## What is asked
Below is a listing. Gather each line of it that contains "Department".
▬▬▬▬▬▬
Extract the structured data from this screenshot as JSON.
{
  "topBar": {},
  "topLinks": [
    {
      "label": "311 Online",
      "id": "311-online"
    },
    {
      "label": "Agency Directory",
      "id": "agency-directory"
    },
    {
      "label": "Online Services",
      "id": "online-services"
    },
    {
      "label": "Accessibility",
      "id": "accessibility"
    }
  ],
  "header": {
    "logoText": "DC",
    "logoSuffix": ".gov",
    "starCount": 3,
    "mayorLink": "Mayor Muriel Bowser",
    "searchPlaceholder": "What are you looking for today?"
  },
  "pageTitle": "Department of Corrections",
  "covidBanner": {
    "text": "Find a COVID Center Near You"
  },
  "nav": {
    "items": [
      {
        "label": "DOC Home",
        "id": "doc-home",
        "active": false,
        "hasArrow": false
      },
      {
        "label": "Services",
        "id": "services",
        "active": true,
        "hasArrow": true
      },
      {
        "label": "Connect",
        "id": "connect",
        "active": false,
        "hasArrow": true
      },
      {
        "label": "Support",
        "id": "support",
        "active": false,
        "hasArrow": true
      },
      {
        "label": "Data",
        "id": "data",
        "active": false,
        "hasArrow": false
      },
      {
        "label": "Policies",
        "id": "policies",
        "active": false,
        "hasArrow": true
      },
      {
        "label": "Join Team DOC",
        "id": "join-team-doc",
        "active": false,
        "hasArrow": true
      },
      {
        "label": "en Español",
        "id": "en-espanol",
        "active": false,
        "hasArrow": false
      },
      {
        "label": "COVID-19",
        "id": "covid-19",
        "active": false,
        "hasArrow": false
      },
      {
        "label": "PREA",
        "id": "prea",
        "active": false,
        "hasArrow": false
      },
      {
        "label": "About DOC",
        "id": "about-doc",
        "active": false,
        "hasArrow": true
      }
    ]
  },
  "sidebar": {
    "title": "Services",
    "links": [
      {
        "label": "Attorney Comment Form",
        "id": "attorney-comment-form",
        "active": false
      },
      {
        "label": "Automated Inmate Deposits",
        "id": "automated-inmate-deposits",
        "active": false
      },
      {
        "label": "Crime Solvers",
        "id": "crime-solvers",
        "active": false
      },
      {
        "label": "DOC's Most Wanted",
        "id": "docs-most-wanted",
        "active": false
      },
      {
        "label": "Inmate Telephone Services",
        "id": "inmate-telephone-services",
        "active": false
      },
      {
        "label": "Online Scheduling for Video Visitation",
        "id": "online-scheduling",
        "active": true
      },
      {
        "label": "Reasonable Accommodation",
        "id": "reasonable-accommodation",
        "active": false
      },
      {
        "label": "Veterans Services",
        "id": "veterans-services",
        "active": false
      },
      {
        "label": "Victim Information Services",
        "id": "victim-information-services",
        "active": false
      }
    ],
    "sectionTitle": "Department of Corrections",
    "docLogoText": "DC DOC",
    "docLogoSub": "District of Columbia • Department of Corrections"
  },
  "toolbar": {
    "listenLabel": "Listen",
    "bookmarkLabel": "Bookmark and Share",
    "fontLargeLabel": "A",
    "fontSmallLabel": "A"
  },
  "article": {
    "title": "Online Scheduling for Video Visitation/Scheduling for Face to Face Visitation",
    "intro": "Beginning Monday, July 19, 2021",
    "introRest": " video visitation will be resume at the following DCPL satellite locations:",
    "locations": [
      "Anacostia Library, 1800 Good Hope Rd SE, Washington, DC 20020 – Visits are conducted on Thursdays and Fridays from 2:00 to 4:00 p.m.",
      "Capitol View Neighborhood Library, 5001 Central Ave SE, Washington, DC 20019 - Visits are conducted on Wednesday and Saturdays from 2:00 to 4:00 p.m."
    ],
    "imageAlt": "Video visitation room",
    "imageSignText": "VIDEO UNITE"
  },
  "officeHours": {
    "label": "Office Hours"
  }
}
▬▬▬▬▬▬
## Output of the exercise
  "pageTitle": "Department of Corrections",
    "sectionTitle": "Department of Corrections",
    "docLogoSub": "District of Columbia • Department of Corrections"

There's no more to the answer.